■ **Task brief**: Reproduce all of the entries below line for line, without changing anything, and omit the pictures.

Data listing:

..............................

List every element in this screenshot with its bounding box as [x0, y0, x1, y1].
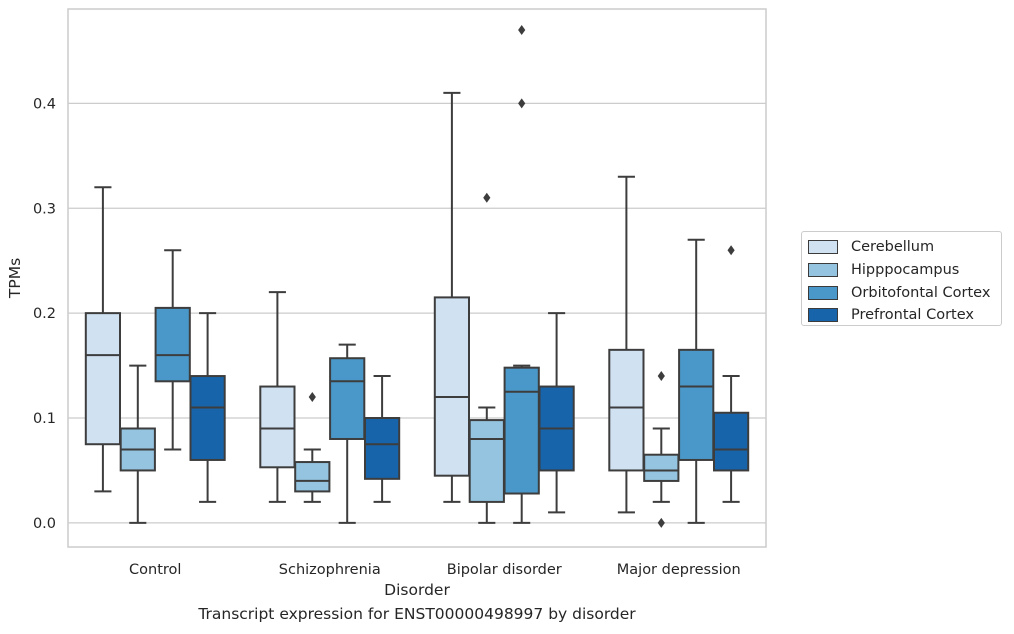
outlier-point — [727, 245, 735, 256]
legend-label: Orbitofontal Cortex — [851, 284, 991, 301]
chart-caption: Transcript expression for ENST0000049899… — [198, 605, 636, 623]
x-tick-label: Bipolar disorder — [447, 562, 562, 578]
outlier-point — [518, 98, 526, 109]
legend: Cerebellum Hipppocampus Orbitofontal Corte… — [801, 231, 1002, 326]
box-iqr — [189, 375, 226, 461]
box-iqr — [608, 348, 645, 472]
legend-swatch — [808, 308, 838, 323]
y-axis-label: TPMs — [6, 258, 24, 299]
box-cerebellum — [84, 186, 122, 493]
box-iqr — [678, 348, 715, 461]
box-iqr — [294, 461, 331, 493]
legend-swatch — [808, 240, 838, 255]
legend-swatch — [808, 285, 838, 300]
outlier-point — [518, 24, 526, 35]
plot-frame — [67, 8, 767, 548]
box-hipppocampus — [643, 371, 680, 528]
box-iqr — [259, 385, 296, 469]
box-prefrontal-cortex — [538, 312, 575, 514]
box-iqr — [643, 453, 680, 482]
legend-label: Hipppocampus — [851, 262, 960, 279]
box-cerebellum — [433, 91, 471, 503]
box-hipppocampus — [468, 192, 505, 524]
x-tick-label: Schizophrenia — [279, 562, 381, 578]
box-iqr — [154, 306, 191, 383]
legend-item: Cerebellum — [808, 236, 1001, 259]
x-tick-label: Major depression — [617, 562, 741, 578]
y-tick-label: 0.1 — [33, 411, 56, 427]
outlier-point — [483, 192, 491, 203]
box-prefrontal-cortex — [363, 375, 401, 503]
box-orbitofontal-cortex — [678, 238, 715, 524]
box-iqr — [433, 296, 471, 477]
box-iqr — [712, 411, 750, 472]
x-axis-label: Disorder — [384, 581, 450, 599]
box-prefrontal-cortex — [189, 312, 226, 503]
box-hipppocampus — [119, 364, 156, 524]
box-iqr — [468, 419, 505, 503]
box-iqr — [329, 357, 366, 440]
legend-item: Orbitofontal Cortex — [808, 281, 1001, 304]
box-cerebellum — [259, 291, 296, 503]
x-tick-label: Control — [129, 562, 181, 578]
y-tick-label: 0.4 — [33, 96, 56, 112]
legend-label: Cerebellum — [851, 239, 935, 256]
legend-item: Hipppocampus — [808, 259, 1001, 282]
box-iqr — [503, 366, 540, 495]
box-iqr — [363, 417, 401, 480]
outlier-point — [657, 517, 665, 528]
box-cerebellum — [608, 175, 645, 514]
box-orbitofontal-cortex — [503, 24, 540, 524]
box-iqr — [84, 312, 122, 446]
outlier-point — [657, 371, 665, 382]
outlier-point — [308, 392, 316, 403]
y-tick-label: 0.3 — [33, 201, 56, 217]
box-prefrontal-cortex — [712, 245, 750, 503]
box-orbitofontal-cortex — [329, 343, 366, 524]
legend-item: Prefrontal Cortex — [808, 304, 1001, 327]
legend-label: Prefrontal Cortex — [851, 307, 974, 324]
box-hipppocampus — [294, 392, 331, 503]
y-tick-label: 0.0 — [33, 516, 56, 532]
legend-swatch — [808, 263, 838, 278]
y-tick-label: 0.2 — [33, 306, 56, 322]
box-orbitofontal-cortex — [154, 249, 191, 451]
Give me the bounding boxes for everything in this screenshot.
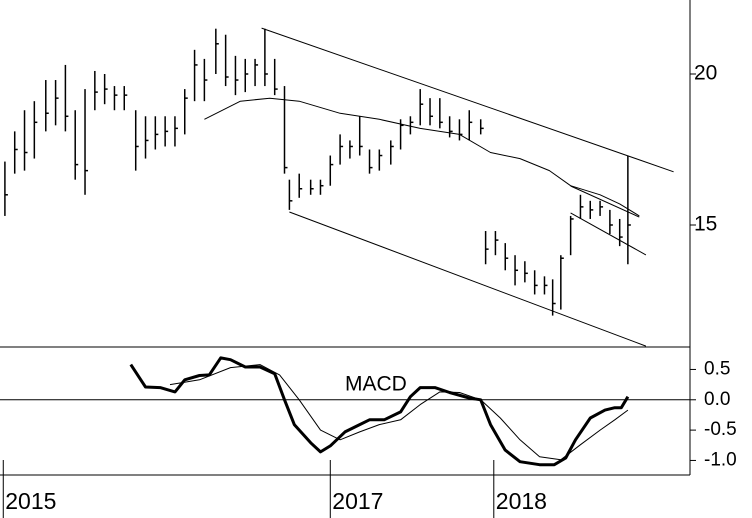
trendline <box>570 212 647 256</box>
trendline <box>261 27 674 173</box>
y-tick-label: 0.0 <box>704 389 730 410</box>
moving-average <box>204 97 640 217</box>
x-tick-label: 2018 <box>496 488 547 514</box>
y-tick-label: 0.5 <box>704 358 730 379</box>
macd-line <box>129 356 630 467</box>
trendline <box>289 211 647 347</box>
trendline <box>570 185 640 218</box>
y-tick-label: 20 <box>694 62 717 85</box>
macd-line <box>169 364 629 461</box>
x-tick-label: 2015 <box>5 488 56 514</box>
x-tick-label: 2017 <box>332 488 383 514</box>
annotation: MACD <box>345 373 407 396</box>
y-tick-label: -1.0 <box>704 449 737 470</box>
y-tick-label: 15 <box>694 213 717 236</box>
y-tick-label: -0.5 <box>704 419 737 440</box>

..............................

■ **Exercise result**:
List every element in this screenshot with its bounding box as [x0, y0, x1, y1].
outlier-point — [727, 245, 735, 256]
legend-label: Orbitofontal Cortex — [851, 284, 991, 301]
chart-caption: Transcript expression for ENST0000049899… — [198, 605, 636, 623]
x-tick-label: Bipolar disorder — [447, 562, 562, 578]
outlier-point — [518, 98, 526, 109]
legend: Cerebellum Hipppocampus Orbitofontal Corte… — [801, 231, 1002, 326]
box-iqr — [189, 375, 226, 461]
box-iqr — [608, 348, 645, 472]
legend-swatch — [808, 308, 838, 323]
y-axis-label: TPMs — [6, 258, 24, 299]
box-cerebellum — [84, 186, 122, 493]
box-iqr — [678, 348, 715, 461]
box-iqr — [294, 461, 331, 493]
legend-swatch — [808, 240, 838, 255]
legend-swatch — [808, 285, 838, 300]
outlier-point — [518, 24, 526, 35]
plot-frame — [67, 8, 767, 548]
box-hipppocampus — [643, 371, 680, 528]
box-iqr — [259, 385, 296, 469]
box-prefrontal-cortex — [538, 312, 575, 514]
box-iqr — [643, 453, 680, 482]
legend-label: Hipppocampus — [851, 262, 960, 279]
box-cerebellum — [433, 91, 471, 503]
box-hipppocampus — [468, 192, 505, 524]
x-tick-label: Schizophrenia — [279, 562, 381, 578]
box-iqr — [154, 306, 191, 383]
legend-item: Cerebellum — [808, 236, 1001, 259]
x-tick-label: Major depression — [617, 562, 741, 578]
y-tick-label: 0.1 — [33, 411, 56, 427]
outlier-point — [483, 192, 491, 203]
box-prefrontal-cortex — [363, 375, 401, 503]
box-orbitofontal-cortex — [678, 238, 715, 524]
box-iqr — [433, 296, 471, 477]
box-iqr — [712, 411, 750, 472]
x-axis-label: Disorder — [384, 581, 450, 599]
box-prefrontal-cortex — [189, 312, 226, 503]
box-hipppocampus — [119, 364, 156, 524]
box-iqr — [468, 419, 505, 503]
box-iqr — [329, 357, 366, 440]
legend-item: Orbitofontal Cortex — [808, 281, 1001, 304]
box-cerebellum — [259, 291, 296, 503]
x-tick-label: Control — [129, 562, 181, 578]
y-tick-label: 0.4 — [33, 96, 56, 112]
legend-label: Cerebellum — [851, 239, 935, 256]
legend-item: Hipppocampus — [808, 259, 1001, 282]
box-iqr — [503, 366, 540, 495]
box-iqr — [363, 417, 401, 480]
outlier-point — [657, 517, 665, 528]
box-cerebellum — [608, 175, 645, 514]
box-orbitofontal-cortex — [503, 24, 540, 524]
box-iqr — [84, 312, 122, 446]
outlier-point — [657, 371, 665, 382]
outlier-point — [308, 392, 316, 403]
y-tick-label: 0.3 — [33, 201, 56, 217]
box-prefrontal-cortex — [712, 245, 750, 503]
box-orbitofontal-cortex — [329, 343, 366, 524]
legend-item: Prefrontal Cortex — [808, 304, 1001, 327]
legend-label: Prefrontal Cortex — [851, 307, 974, 324]
box-hipppocampus — [294, 392, 331, 503]
y-tick-label: 0.0 — [33, 516, 56, 532]
legend-swatch — [808, 263, 838, 278]
y-tick-label: 0.2 — [33, 306, 56, 322]
box-orbitofontal-cortex — [154, 249, 191, 451]
Give me the bounding boxes for everything in this screenshot.
trendline <box>570 212 647 256</box>
trendline <box>261 27 674 173</box>
y-tick-label: 0.0 <box>704 389 730 410</box>
moving-average <box>204 97 640 217</box>
x-tick-label: 2018 <box>496 488 547 514</box>
y-tick-label: 0.5 <box>704 358 730 379</box>
macd-line <box>129 356 630 467</box>
trendline <box>289 211 647 347</box>
trendline <box>570 185 640 218</box>
y-tick-label: 20 <box>694 62 717 85</box>
macd-line <box>169 364 629 461</box>
x-tick-label: 2015 <box>5 488 56 514</box>
x-tick-label: 2017 <box>332 488 383 514</box>
annotation: MACD <box>345 373 407 396</box>
y-tick-label: -1.0 <box>704 449 737 470</box>
y-tick-label: 15 <box>694 213 717 236</box>
y-tick-label: -0.5 <box>704 419 737 440</box>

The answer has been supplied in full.